_Provided text_
Harpur Crewe was born in the family home of Calke Abbey to John Harpur (ninth baronet) and his cousin Georgiana Crewe. Like most wealthy people of the period, he was privately tutored and travelled widely even in his younger days. A marriage was planned in 1868 between him and Mary Clara, daughter of Evelyn Philip Shirley but this did not happen and he married Isabel, daughter of Charles Bowyer Adderley (Lord Norton) in 1876. The couple chose to live separately although they had four daughters and a son together. Harpur Crewe served as a deputy lieutenant for Staffordshire in 1871 and was a High Sheriff of Derbyshire in 1900[1] but he largely stayed away from the public eye and spent time on amassing his natural history collections. He was seen as something of an altruistic monocrat, mixing great thoughtfulness and generosity towards his tenants and employees at his two seats - Calke Abbey in Derbyshire and Warslow-Longnor in Staffordshire - with aloofness and arbitrary behaviour towards his own family. His wife complained about the management of fires inside the estate. He insisted that fires be burnt at morning, noon and night to ensure the safety of his specimens. Failure to manage these fires would lead to the dismissal of servants via a message sent through a footman. He routinely went on collecting trips with his head gamekeeper Agathos Pegg. While out collecting on Repton Park, he once met his cousin John Harpur with whom he had a poor relationship and they had an altercation, following which Harpur Crew had Repton Park burned down. When he found his daughter Airmyne smoking, she was sent off from Calke abbey.

_Raw data_
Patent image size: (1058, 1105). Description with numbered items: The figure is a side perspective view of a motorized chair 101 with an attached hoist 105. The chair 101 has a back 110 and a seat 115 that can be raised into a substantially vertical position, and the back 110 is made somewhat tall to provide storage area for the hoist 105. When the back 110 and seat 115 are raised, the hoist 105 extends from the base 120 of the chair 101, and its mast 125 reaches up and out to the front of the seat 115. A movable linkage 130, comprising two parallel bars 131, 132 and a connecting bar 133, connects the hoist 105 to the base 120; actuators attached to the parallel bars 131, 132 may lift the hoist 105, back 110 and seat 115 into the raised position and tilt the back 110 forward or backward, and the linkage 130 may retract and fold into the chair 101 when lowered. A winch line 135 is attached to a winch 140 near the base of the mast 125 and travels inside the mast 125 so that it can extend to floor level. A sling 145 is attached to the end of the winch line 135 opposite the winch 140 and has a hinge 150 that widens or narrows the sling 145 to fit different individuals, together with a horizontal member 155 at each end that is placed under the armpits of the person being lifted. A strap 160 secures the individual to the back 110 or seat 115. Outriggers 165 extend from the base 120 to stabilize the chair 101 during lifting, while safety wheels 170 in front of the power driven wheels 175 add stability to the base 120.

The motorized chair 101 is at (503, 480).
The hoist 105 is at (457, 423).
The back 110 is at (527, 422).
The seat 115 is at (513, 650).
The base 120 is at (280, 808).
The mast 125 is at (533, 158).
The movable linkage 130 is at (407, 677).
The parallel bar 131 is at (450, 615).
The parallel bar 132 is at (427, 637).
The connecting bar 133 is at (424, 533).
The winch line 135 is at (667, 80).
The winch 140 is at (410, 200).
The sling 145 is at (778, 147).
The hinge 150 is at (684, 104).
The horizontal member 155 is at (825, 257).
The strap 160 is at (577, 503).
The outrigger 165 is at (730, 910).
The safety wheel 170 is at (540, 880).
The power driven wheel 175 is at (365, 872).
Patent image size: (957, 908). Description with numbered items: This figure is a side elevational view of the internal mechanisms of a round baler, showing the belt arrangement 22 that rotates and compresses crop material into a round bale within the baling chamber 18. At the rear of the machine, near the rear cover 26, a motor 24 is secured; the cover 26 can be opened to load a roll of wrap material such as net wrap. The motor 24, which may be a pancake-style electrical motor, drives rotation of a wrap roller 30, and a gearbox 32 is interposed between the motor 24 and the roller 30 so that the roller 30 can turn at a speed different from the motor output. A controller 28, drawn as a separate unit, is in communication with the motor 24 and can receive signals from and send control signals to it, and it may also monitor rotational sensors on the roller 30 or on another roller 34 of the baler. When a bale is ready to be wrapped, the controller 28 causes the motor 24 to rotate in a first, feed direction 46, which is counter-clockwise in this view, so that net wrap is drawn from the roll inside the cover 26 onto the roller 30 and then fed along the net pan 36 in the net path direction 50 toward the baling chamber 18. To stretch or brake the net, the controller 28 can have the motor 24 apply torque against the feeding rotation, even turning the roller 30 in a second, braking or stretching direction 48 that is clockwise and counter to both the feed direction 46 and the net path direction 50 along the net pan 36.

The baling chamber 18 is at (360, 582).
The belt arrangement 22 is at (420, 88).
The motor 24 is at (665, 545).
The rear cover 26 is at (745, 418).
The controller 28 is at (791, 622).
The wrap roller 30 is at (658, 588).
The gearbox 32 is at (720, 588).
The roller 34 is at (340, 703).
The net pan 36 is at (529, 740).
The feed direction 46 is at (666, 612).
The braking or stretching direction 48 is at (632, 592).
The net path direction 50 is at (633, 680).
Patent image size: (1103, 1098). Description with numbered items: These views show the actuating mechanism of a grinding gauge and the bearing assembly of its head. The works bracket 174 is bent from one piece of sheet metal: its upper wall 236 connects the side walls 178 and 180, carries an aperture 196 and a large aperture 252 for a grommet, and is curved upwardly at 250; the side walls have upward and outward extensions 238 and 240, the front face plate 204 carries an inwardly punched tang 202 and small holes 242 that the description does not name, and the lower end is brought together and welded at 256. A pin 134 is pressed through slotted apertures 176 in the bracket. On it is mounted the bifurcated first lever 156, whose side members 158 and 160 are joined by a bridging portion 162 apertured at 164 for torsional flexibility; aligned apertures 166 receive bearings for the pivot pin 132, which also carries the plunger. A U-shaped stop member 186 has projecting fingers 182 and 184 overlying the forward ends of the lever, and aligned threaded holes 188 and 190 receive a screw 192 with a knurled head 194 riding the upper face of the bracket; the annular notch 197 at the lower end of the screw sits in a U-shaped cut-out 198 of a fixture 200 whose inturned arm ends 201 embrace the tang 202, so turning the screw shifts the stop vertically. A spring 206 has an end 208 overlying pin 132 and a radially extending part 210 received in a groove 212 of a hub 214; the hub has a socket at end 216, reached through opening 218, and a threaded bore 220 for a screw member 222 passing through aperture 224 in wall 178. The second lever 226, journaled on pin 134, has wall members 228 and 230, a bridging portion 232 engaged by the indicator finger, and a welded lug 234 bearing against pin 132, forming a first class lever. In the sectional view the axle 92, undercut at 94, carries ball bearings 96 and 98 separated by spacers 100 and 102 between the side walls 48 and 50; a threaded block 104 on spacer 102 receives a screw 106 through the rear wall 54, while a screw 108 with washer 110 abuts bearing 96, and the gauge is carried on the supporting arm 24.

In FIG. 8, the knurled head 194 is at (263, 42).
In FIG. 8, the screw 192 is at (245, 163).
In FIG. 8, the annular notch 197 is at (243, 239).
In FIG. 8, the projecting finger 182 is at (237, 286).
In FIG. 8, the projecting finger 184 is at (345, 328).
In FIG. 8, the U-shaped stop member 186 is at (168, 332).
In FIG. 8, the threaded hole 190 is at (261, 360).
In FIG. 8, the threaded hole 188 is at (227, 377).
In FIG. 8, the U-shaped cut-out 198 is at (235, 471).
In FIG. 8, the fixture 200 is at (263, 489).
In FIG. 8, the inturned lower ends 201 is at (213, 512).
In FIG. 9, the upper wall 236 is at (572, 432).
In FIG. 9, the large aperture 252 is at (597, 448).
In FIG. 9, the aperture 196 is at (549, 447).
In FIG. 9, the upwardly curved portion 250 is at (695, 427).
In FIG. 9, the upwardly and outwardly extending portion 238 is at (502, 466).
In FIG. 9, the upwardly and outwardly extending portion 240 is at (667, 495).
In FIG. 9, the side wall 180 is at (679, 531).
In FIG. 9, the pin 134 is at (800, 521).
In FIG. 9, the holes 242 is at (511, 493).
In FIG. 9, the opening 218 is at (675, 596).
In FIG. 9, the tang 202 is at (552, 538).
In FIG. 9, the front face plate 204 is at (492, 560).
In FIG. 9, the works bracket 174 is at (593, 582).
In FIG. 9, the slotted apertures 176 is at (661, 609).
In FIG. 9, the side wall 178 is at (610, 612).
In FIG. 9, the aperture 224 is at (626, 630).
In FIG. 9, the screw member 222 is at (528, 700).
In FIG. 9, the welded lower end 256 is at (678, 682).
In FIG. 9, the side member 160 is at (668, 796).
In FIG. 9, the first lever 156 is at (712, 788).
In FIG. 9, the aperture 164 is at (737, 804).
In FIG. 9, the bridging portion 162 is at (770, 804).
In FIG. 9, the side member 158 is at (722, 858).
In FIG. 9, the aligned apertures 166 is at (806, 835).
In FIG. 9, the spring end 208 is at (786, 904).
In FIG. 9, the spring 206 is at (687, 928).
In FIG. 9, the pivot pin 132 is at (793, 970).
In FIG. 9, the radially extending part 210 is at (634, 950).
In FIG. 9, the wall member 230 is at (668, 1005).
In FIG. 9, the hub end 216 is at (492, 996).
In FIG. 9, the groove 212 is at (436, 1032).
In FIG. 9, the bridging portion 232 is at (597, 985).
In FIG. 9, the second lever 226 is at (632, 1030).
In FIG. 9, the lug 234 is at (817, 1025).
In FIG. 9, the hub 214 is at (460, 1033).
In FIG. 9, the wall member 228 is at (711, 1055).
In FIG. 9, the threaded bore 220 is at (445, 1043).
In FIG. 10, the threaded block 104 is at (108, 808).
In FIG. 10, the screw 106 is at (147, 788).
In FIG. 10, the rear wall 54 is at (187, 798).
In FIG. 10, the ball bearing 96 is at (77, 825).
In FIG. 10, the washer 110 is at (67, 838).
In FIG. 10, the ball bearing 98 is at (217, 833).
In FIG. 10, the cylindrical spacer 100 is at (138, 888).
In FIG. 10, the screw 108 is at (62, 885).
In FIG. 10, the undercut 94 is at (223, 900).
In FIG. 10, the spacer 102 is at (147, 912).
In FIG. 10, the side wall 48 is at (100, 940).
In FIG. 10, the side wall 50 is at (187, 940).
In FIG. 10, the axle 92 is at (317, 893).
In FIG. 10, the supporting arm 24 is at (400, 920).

_What you will do_
1. In the passage about Harpur Crewe, why did he insist that fires be burnt at morning, noon and night? Answer in one to three sentences.
2. Pick up the passage about Harpur Crewe after its final sentence and continue it.

_Results_
1. He insisted on fires at morning, noon and night to ensure the safety of his specimens. Servants who failed to manage these fires could be dismissed through a message sent by a footman.

2.
Calke Abbey grounds today are a haven for wildlife

Harpur-Crew put together a large collection of stuffed birds, bird's eggs and Lepidoptera. His collection included birds shot by himself, and rare or abnormally coloured specimens bought from dealers and taxidermists. He was considered gullible and many of the specimens he sold were of dubious provenance. His purchase of a great auk egg in 1894 for 300 guineas, a huge sum at the time, caused a public stir. By the time of Sir Vauncey's death, the taxidermy collection numbered several thousand cases. Although some of this was subsequently sold to meet heavy death duties, much remained at Calke, only coming to light sixty years later. He considered Calke Abbey as a bird sanctuary and did not allow the entry of motor cars into the estate and electricity was not installed even in his daughters' lifetime, and only after his death was the ancient plumbing system replaced. A possible explanation for this intense dislike of the modern world is that Sir Vauncey had been privately educated at Calke in his youth, and did not attend any public school or university. Accordingly, he did not possess anything in the way of an open mind, with isolation on the estate merely compounding his antiquated views and opinions. His isolationism reminded many of an ancestor of his Henry the 7th Baronet, who has been called "the isolated baronet", known to communicate even with his servants only through written letters. Harpur-Crew sometimes communicated with his daughters through letters.[2]

Sir Vauncey and Lady Isabel had four daughters and one son, Richard Fynderne Harpur Crewe. Richard, unlike his father, took an interest in motorcars and aeroplanes, but he was always of delicate health and died of cancer aged 40 in 1921, before his father. There were no further surviving heirs of the 1st baronet in the male line and, on the death of Sir Vauncey Harpur Crewe in 1924, the baronetcy became extinct. The estate passed to the descendants of Sir Vauncey's youngest daughter Frances, and in 1985 to the National Trust.[3] His lepidoptera specimens were sold in 412 lots by Stevens' Auction Rooms.[4] His bird specimens were sold in 6 lots.[5]

References

  1. "No. 27171". The London Gazette. 6 March 1900. p. 1520.
  2. Colegate, Isabel (2006). "An Inherited Preference for Solitude:Great-Grandson of the Isolated Baronet". Common Knowledge. 12 (2).
  3. Jenkins, Jennifer; Drury, Martin (1988). "The National Trust in its Tenth Decade and The Restoration of Calke Abbey". RSA Journal. 136 (5383): 487–499. ISSN 0958-0433.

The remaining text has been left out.